■ **Short exercise**
Can you quote the Bitcoin cryptography transcript in full, word for word?

■ **Source extract**
Ethan Heilman: Yeah, I mean that makes a lot of sense. And I think that Bitcoin as a whole should have a set of cryptographic assumptions that we all agree on. And where I want to move us to is a set of cryptographic assumptions where we have a backup algorithm where, if everything goes wrong, we can fall back to that. And then, we have an algorithm that is convenient and everyone can use. There is this whole risk that we are in currently because we don’t have that, where basically what Hourglass is trying to solve, which is like, there’s this enormous risk that if you don’t turn off the older algorithm and someone continues to use the old algorithm, if it’s like one person, like I could do some really, really bad signature scheme in Bitcoin today using like SHA1 or something, and no one should trust that. I can do that, but I’m not a risk to Bitcoin because if I do that with a tenth of a bitcoin, who cares, right? But it’s when you have large groups of holders that don’t agree on cryptographic assumptions, you do have this very dangerous situation. And I think we need standards and to work with wallet developers so that as we transition to Fancy-sig, or whatever new signature we want, that we don’t end up with two camps, that we always have one camp. And I think there’s an enormous amount of work here that I don’t want to pretend doesn’t exist. But I see Bitcoin being around after we’re all gone as something that is important and valuable.
Mark Erhardt: Right. And I think this is whole debate is a meta comment on the quantum fears right now, because there is this set of people that have been arguing very loudly that Bitcoin should move to new cryptography faster rather than slower, because of the perceived risk of cryptographically-relevant quantum computers. And this is basically exactly the scenario, where people are now trying maybe to push for lattice-based signature schemes that have had a lot less money secured by them in the past, and maybe it seems like dangerous new cryptographic assumptions to some people. Whereas others feel, “Oh, not having quantum safe signature schemes is the bigger risk”. And we get this social dynamic now where these different camps are pushing for their own interpretation of the work.

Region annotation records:
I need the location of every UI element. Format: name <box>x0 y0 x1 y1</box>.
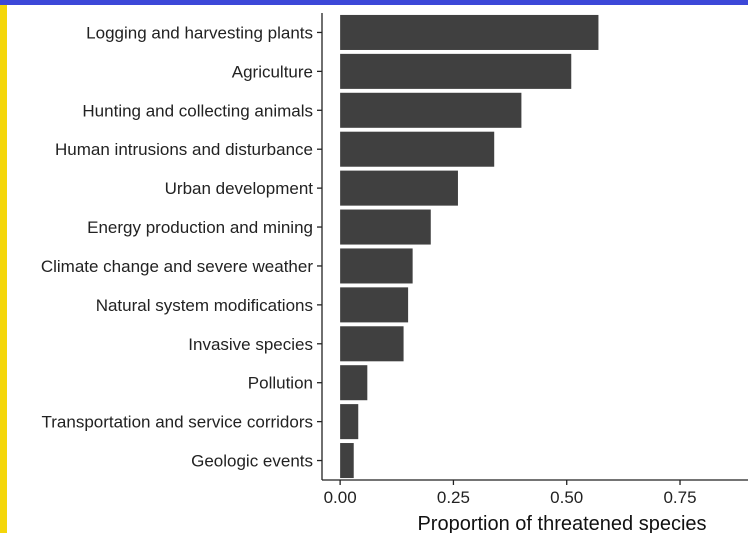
y-tick-label: Natural system modifications <box>96 296 313 315</box>
y-tick-label: Hunting and collecting animals <box>82 101 313 120</box>
y-tick-label: Urban development <box>165 179 314 198</box>
bar <box>340 287 408 322</box>
bar <box>340 15 598 50</box>
x-tick-label: 0.50 <box>550 488 583 507</box>
bar <box>340 171 458 206</box>
bar <box>340 248 413 283</box>
y-tick-label: Pollution <box>248 374 313 393</box>
x-tick-label: 0.75 <box>663 488 696 507</box>
bar <box>340 365 367 400</box>
y-tick-label: Energy production and mining <box>87 218 313 237</box>
y-tick-label: Invasive species <box>188 335 313 354</box>
bar <box>340 326 403 361</box>
bar <box>340 132 494 167</box>
x-tick-label: 0.25 <box>437 488 470 507</box>
y-tick-label: Climate change and severe weather <box>41 257 313 276</box>
bar <box>340 93 521 128</box>
y-tick-label: Human intrusions and disturbance <box>55 140 313 159</box>
y-tick-label: Geologic events <box>191 452 313 471</box>
y-tick-label: Agriculture <box>232 62 313 81</box>
x-tick-label: 0.00 <box>324 488 357 507</box>
y-tick-label: Logging and harvesting plants <box>86 23 313 42</box>
x-axis-title: Proportion of threatened species <box>417 513 706 533</box>
y-tick-label: Transportation and service corridors <box>42 413 314 432</box>
bar <box>340 443 354 478</box>
bar <box>340 210 431 245</box>
bar <box>340 404 358 439</box>
bar <box>340 54 571 89</box>
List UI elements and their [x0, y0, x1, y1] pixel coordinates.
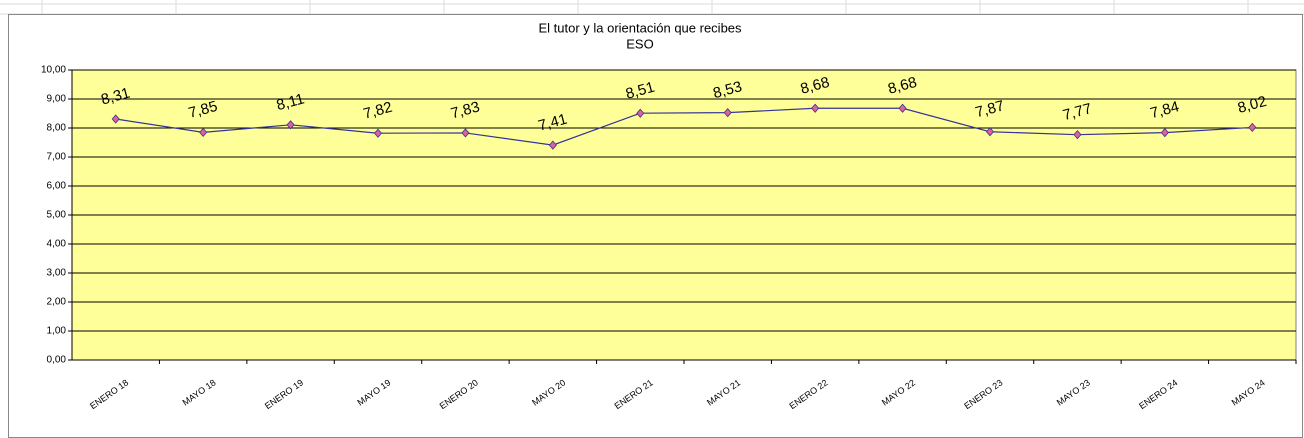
- marker: [286, 120, 295, 130]
- marker: [1160, 128, 1169, 138]
- data-label: 8,31: [99, 85, 132, 109]
- data-label: 7,84: [1148, 98, 1181, 122]
- marker: [111, 114, 120, 124]
- chart-title: El tutor y la orientación que recibes: [538, 20, 742, 35]
- data-label: 8,68: [886, 74, 919, 98]
- marker: [373, 128, 383, 138]
- y-tick-label: 1,00: [47, 326, 67, 337]
- marker: [811, 103, 820, 113]
- line: [115, 107, 1253, 146]
- chart-subtitle: ESO: [626, 36, 653, 51]
- y-tick-label: 6,00: [47, 181, 67, 192]
- marker: [461, 128, 470, 138]
- y-tick-label: 3,00: [47, 268, 67, 279]
- data-label: 8,68: [799, 74, 832, 98]
- marker: [548, 140, 557, 150]
- y-tick-label: 7,00: [47, 152, 67, 163]
- data-label: 7,82: [362, 99, 395, 123]
- marker: [1073, 130, 1082, 140]
- marker: [985, 127, 995, 137]
- data-label: 7,41: [536, 111, 569, 135]
- data-label: 7,83: [449, 98, 482, 122]
- y-tick-label: 5,00: [47, 210, 67, 221]
- marker: [636, 108, 645, 118]
- data-label: 7,87: [974, 97, 1007, 121]
- marker: [199, 127, 208, 137]
- data-label: 8,02: [1236, 93, 1269, 117]
- y-tick-label: 2,00: [47, 297, 67, 308]
- y-tick-label: 9,00: [47, 94, 67, 105]
- data-label: 8,53: [711, 78, 744, 102]
- marker: [723, 108, 732, 118]
- data-label: 8,11: [275, 90, 307, 114]
- marker: [1248, 122, 1257, 133]
- y-tick-label: 0,00: [47, 355, 67, 366]
- data-label: 7,85: [187, 98, 220, 122]
- data-label: 8,51: [624, 79, 657, 103]
- y-tick-label: 8,00: [47, 123, 67, 134]
- data-label: 7,77: [1061, 100, 1094, 124]
- y-tick-label: 10,00: [41, 65, 66, 76]
- marker: [898, 103, 907, 113]
- y-tick-label: 4,00: [47, 239, 67, 250]
- sheet-grid: [0, 0, 1304, 15]
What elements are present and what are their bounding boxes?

■ **Output**
Ethan Heilman: Yeah, I mean that makes a lot of sense. And I think that Bitcoin as a whole should have a set of cryptographic assumptions that we all agree on. And where I want to move us to is a set of cryptographic assumptions where we have a backup algorithm where, if everything goes wrong, we can fall back to that. And then, we have an algorithm that is convenient and everyone can use. There is this whole risk that we are in currently because we don’t have that, where basically what Hourglass is trying to solve, which is like, there’s this enormous risk that if you don’t turn off the older algorithm and someone continues to use the old algorithm, if it’s like one person, like I could do some really, really bad signature scheme in Bitcoin today using like SHA1 or something, and no one should trust that. I can do that, but I’m not a risk to Bitcoin because if I do that with a tenth of a bitcoin, who cares, right? But it’s when you have large groups of holders that don’t agree on cryptographic assumptions, you do have this very dangerous situation. And I think we need standards and to work with wallet developers so that as we transition to Fancy-sig, or whatever new signature we want, that we don’t end up with two camps, that we always have one camp. And I think there’s an enormous amount of work here that I don’t want to pretend doesn’t exist. But I see Bitcoin being around after we’re all gone as something that is important and valuable.
Mark Erhardt: Right. And I think this is whole debate is a meta comment on the quantum fears right now, because there is this set of people that have been arguing very loudly that Bitcoin should move to new cryptography faster rather than slower, because of the perceived risk of cryptographically-relevant quantum computers. And this is basically exactly the scenario, where people are now trying maybe to push for lattice-based signature schemes that have had a lot less money secured by them in the past, and maybe it seems like dangerous new cryptographic assumptions to some people. Whereas others feel, “Oh, not having quantum safe signature schemes is the bigger risk”. And we get this social dynamic now where these different camps are pushing for their own interpretation of the work.